(EXERCISE DETAILS) Scan the data. Collect each line that contains the word "Qmeas".

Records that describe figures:
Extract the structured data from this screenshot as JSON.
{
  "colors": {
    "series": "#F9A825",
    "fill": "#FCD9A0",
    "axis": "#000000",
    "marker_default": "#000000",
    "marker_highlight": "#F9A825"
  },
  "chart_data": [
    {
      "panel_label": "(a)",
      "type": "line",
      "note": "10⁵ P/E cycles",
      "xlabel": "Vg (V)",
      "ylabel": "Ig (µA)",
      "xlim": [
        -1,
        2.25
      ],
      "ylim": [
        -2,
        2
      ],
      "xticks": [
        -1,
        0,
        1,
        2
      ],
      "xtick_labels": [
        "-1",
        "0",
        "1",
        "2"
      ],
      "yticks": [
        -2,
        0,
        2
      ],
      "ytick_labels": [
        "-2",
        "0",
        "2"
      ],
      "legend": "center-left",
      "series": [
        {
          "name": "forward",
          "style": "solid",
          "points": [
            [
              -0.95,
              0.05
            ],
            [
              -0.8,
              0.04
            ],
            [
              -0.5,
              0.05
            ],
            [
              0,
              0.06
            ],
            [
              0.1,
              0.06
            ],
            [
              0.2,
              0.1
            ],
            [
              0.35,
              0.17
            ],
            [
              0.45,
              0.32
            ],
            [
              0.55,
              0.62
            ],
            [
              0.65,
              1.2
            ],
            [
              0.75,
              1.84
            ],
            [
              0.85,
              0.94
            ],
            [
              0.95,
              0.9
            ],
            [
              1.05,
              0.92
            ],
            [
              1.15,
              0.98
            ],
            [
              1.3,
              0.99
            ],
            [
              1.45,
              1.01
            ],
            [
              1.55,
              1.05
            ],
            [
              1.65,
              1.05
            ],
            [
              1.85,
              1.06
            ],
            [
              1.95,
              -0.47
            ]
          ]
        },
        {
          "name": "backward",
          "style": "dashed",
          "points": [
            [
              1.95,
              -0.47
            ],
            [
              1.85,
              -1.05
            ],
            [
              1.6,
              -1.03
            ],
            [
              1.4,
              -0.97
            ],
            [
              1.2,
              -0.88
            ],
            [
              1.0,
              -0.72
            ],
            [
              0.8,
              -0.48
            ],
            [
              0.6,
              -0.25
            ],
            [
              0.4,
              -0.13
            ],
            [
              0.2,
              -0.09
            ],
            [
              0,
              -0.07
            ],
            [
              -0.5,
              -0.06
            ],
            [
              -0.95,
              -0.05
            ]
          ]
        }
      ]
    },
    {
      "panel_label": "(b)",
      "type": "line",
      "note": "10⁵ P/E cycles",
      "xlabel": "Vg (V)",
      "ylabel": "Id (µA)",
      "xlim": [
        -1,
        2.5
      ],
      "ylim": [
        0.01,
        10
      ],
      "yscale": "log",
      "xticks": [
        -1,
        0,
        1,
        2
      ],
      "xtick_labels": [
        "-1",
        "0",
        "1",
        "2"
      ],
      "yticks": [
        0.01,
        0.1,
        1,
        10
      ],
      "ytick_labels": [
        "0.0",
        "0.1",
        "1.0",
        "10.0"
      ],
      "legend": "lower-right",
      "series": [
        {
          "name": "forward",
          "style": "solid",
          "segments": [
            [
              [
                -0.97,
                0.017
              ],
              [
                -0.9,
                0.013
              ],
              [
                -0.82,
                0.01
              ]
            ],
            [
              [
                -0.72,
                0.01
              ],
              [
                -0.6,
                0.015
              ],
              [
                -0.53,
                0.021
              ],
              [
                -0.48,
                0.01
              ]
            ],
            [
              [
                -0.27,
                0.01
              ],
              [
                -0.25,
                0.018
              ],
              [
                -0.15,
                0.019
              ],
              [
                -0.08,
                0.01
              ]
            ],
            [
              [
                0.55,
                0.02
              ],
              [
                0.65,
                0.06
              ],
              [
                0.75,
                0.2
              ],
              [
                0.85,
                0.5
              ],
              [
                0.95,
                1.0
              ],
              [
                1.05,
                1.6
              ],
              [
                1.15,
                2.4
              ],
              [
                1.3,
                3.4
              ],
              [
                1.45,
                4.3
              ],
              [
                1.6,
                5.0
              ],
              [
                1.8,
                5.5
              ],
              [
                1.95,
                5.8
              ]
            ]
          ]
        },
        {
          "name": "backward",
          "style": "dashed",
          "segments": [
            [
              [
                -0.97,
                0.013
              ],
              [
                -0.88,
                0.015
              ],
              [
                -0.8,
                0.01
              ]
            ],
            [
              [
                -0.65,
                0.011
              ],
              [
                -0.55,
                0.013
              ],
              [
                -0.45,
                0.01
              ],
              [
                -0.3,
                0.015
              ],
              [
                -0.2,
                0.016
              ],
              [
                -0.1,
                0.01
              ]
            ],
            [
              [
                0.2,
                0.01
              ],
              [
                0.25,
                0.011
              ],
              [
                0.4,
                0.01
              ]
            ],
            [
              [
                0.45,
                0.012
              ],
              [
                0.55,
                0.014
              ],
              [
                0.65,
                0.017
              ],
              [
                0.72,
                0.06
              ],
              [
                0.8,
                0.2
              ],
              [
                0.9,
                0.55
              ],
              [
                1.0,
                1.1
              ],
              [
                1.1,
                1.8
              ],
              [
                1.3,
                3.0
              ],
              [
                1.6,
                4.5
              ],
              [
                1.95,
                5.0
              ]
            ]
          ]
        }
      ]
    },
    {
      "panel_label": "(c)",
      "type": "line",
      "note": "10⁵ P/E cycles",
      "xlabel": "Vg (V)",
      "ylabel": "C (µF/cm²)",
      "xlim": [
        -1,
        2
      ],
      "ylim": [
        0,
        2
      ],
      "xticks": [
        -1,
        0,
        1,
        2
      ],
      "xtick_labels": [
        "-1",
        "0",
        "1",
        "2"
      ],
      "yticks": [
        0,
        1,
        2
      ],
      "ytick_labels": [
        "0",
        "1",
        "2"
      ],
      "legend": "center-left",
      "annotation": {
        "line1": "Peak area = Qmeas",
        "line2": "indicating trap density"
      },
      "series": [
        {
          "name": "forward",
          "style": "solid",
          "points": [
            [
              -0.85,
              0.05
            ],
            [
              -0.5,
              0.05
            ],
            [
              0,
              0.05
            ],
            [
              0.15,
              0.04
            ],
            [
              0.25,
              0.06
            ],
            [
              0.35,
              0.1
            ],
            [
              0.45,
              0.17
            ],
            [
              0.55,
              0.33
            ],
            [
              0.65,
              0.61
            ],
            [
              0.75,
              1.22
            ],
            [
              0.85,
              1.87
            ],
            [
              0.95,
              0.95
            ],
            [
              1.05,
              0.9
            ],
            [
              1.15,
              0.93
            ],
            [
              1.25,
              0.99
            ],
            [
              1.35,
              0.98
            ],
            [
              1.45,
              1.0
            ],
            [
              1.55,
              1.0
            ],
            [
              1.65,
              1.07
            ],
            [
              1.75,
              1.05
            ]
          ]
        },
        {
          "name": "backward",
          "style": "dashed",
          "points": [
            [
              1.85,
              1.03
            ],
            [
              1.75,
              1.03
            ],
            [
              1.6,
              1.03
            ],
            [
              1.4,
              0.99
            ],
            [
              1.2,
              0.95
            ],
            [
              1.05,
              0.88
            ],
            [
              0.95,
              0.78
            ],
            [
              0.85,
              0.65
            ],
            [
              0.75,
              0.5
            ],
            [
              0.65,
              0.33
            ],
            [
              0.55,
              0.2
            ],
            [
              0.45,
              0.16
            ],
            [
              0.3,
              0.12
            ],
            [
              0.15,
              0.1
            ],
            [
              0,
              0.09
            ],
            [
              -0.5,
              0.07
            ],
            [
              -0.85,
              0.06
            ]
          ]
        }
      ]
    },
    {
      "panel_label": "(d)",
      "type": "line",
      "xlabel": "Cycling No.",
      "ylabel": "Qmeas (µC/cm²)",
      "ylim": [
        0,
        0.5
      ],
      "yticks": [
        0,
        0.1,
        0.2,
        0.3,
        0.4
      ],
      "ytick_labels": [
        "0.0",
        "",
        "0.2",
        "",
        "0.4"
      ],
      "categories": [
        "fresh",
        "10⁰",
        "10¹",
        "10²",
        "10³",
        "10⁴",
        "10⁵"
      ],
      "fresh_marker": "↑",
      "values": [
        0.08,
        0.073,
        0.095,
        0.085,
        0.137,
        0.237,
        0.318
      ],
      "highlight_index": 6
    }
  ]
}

(OUTPUT FOR THIS EXERCISE)
        "line1": "Peak area = Qmeas",
      "ylabel": "Qmeas (µC/cm²)",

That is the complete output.